To do :: Reproduce every line of the records below verbatim, changing nothing.
###
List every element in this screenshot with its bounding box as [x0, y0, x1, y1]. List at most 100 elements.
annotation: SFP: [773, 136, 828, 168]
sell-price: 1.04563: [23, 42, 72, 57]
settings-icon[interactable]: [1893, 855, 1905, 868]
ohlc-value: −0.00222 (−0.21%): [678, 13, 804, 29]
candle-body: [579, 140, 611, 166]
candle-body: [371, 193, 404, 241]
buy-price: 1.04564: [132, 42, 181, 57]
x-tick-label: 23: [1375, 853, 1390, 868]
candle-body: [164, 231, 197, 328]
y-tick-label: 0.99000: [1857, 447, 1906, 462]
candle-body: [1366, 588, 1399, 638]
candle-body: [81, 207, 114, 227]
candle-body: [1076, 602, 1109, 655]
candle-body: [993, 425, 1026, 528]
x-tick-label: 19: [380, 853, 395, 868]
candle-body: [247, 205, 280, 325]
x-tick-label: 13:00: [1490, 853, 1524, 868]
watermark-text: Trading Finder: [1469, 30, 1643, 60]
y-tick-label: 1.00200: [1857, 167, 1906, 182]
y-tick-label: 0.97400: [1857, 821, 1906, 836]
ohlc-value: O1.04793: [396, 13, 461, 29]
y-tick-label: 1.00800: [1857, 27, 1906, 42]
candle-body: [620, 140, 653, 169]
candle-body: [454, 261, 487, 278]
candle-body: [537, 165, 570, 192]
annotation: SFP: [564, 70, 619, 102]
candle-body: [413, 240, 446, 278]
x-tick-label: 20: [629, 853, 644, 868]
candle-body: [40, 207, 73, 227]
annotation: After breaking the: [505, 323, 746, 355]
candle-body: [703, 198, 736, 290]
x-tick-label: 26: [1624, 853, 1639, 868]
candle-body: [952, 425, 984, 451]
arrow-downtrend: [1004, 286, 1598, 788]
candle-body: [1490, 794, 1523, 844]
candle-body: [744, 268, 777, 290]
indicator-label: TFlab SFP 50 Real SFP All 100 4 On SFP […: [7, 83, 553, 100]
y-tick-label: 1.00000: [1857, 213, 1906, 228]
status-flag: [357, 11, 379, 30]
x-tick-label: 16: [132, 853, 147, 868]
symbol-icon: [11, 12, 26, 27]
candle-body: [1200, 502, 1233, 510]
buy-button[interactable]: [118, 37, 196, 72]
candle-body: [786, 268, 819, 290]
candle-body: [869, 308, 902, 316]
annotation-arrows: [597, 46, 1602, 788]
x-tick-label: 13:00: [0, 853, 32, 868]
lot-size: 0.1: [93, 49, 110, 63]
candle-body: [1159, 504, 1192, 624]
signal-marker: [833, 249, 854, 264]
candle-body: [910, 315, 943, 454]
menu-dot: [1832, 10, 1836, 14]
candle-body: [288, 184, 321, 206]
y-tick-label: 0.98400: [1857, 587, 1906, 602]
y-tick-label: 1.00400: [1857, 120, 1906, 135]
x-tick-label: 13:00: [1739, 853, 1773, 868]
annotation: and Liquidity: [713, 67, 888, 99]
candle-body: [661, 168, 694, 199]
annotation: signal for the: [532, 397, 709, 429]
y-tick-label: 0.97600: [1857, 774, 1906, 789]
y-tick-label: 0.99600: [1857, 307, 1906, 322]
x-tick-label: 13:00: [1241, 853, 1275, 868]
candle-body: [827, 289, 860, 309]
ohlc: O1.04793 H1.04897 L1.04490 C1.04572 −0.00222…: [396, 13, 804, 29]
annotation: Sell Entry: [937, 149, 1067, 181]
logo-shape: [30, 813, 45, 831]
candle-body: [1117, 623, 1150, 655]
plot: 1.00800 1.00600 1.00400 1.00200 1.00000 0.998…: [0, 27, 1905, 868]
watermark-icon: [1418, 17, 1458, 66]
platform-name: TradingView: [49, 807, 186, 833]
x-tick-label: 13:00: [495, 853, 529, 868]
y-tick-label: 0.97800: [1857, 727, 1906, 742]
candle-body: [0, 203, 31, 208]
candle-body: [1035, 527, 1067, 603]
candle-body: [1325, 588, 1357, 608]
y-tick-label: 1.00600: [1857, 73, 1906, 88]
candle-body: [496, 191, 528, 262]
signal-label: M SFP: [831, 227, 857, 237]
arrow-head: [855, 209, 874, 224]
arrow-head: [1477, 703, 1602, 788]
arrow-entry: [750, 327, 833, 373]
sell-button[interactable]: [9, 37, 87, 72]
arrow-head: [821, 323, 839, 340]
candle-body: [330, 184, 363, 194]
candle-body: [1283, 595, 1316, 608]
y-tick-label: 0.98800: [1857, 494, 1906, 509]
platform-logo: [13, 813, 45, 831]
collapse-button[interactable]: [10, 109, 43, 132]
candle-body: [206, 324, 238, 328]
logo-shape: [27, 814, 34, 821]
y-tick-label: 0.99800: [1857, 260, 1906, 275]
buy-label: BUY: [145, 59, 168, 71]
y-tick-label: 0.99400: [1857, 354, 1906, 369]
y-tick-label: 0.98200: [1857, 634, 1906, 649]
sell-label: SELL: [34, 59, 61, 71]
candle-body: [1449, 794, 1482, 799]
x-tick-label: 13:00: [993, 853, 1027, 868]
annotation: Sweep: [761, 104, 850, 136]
###
Right answer ::
List every element in this screenshot with its bounding box as [x0, y0, x1, y1]. List at most 100 elements.
annotation: SFP: [773, 136, 828, 168]
sell-price: 1.04563: [23, 42, 72, 57]
settings-icon[interactable]: [1893, 855, 1905, 868]
ohlc-value: −0.00222 (−0.21%): [678, 13, 804, 29]
candle-body: [579, 140, 611, 166]
candle-body: [371, 193, 404, 241]
buy-price: 1.04564: [132, 42, 181, 57]
x-tick-label: 23: [1375, 853, 1390, 868]
candle-body: [164, 231, 197, 328]
y-tick-label: 0.99000: [1857, 447, 1906, 462]
candle-body: [1366, 588, 1399, 638]
candle-body: [81, 207, 114, 227]
candle-body: [1076, 602, 1109, 655]
candle-body: [993, 425, 1026, 528]
x-tick-label: 19: [380, 853, 395, 868]
candle-body: [247, 205, 280, 325]
x-tick-label: 13:00: [1490, 853, 1524, 868]
watermark-text: Trading Finder: [1469, 30, 1643, 60]
y-tick-label: 1.00200: [1857, 167, 1906, 182]
y-tick-label: 0.97400: [1857, 821, 1906, 836]
ohlc-value: O1.04793: [396, 13, 461, 29]
y-tick-label: 1.00800: [1857, 27, 1906, 42]
candle-body: [620, 140, 653, 169]
candle-body: [454, 261, 487, 278]
candle-body: [537, 165, 570, 192]
annotation: SFP: [564, 70, 619, 102]
candle-body: [413, 240, 446, 278]
x-tick-label: 20: [629, 853, 644, 868]
candle-body: [40, 207, 73, 227]
annotation: After breaking the: [505, 323, 746, 355]
candle-body: [703, 198, 736, 290]
x-tick-label: 26: [1624, 853, 1639, 868]
candle-body: [952, 425, 984, 451]
arrow-downtrend: [1004, 286, 1598, 788]
candle-body: [1490, 794, 1523, 844]
candle-body: [744, 268, 777, 290]
indicator-label: TFlab SFP 50 Real SFP All 100 4 On SFP […: [7, 83, 553, 100]
y-tick-label: 1.00000: [1857, 213, 1906, 228]
status-flag: [357, 11, 379, 30]
x-tick-label: 16: [132, 853, 147, 868]
symbol-icon: [11, 12, 26, 27]
candle-body: [1200, 502, 1233, 510]
buy-button[interactable]: [118, 37, 196, 72]
candle-body: [786, 268, 819, 290]
candle-body: [869, 308, 902, 316]
annotation-arrows: [597, 46, 1602, 788]
x-tick-label: 13:00: [0, 853, 32, 868]
lot-size: 0.1: [93, 49, 110, 63]
candle-body: [1159, 504, 1192, 624]
signal-marker: [833, 249, 854, 264]
candle-body: [910, 315, 943, 454]
menu-dot: [1832, 10, 1836, 14]
candle-body: [288, 184, 321, 206]
y-tick-label: 0.98400: [1857, 587, 1906, 602]
y-tick-label: 1.00400: [1857, 120, 1906, 135]
x-tick-label: 13:00: [1739, 853, 1773, 868]
annotation: and Liquidity: [713, 67, 888, 99]
candle-body: [661, 168, 694, 199]
annotation: signal for the: [532, 397, 709, 429]
y-tick-label: 0.97600: [1857, 774, 1906, 789]
y-tick-label: 0.99600: [1857, 307, 1906, 322]
x-tick-label: 13:00: [1241, 853, 1275, 868]
candle-body: [827, 289, 860, 309]
ohlc: O1.04793 H1.04897 L1.04490 C1.04572 −0.00222…: [396, 13, 804, 29]
annotation: Sell Entry: [937, 149, 1067, 181]
logo-shape: [30, 813, 45, 831]
candle-body: [1117, 623, 1150, 655]
plot: 1.00800 1.00600 1.00400 1.00200 1.00000 0.998…: [0, 27, 1905, 868]
watermark-icon: [1418, 17, 1458, 66]
platform-name: TradingView: [49, 807, 186, 833]
x-tick-label: 13:00: [495, 853, 529, 868]
y-tick-label: 0.97800: [1857, 727, 1906, 742]
candle-body: [0, 203, 31, 208]
candle-body: [1035, 527, 1067, 603]
candle-body: [1325, 588, 1357, 608]
y-tick-label: 1.00600: [1857, 73, 1906, 88]
candle-body: [496, 191, 528, 262]
signal-label: M SFP: [831, 227, 857, 237]
arrow-head: [855, 209, 874, 224]
arrow-head: [1477, 703, 1602, 788]
arrow-entry: [750, 327, 833, 373]
sell-button[interactable]: [9, 37, 87, 72]
arrow-head: [821, 323, 839, 340]
candle-body: [330, 184, 363, 194]
candle-body: [1283, 595, 1316, 608]
y-tick-label: 0.98800: [1857, 494, 1906, 509]
platform-logo: [13, 813, 45, 831]
collapse-button[interactable]: [10, 109, 43, 132]
candle-body: [206, 324, 238, 328]
logo-shape: [27, 814, 34, 821]
y-tick-label: 0.99800: [1857, 260, 1906, 275]
buy-label: BUY: [145, 59, 168, 71]
y-tick-label: 0.99400: [1857, 354, 1906, 369]
y-tick-label: 0.98200: [1857, 634, 1906, 649]
sell-label: SELL: [34, 59, 61, 71]
candle-body: [1449, 794, 1482, 799]
x-tick-label: 13:00: [993, 853, 1027, 868]
annotation: Sweep: [761, 104, 850, 136]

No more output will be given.